Extracted records
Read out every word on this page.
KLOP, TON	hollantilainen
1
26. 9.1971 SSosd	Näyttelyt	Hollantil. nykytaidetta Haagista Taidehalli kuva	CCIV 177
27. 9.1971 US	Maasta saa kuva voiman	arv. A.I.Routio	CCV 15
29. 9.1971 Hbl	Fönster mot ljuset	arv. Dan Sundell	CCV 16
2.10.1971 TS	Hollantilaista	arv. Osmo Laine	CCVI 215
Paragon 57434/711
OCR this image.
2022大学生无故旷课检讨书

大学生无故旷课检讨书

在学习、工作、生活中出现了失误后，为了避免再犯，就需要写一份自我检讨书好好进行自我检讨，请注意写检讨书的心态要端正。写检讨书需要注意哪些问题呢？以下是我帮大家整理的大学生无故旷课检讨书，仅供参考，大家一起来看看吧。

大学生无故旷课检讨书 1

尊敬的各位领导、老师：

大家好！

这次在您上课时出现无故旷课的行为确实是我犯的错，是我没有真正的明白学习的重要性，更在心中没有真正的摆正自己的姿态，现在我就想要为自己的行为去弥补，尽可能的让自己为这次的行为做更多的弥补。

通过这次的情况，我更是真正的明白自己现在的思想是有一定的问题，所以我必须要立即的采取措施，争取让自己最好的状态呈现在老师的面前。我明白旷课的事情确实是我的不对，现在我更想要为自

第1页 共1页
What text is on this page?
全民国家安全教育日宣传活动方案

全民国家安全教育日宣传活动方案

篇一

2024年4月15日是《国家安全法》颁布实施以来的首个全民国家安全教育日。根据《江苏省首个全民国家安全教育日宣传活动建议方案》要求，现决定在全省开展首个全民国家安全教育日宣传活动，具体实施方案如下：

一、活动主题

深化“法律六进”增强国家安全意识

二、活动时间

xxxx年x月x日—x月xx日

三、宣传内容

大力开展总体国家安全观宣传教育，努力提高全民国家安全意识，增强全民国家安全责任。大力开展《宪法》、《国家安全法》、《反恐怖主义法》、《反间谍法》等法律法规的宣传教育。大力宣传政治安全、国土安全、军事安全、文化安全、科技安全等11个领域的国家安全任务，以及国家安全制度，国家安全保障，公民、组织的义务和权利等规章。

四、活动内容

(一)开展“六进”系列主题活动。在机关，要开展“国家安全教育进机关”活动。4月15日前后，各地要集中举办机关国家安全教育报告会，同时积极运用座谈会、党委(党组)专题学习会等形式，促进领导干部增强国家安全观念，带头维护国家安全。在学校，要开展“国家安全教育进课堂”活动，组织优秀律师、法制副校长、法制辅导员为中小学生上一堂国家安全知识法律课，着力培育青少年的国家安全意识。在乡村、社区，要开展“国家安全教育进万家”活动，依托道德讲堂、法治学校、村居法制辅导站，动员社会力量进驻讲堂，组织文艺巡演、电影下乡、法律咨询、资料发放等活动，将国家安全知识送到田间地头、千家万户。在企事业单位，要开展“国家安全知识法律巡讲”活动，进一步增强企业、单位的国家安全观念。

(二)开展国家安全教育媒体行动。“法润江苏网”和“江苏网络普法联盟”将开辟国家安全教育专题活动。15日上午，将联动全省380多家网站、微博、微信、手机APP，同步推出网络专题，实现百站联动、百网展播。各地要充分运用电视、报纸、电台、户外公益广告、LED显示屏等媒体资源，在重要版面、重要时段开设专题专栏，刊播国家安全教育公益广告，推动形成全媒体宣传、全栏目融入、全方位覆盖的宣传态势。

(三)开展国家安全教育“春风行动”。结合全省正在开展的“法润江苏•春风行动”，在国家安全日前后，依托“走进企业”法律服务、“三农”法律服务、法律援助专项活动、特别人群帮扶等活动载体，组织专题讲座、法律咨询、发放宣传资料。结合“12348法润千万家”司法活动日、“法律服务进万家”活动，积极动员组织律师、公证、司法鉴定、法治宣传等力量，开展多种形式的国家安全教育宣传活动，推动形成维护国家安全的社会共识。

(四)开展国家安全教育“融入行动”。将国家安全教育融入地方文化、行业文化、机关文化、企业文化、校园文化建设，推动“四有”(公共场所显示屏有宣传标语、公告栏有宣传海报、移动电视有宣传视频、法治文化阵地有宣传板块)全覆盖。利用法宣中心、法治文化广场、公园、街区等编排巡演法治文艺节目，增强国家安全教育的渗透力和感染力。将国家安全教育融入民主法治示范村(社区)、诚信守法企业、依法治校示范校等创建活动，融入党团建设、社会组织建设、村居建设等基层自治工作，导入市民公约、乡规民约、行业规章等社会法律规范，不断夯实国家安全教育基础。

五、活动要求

### Task directions
Copy and report every line where the word "this" is present.

### The solution
Read out every word on this page.
OCR this image.
What text is on this page?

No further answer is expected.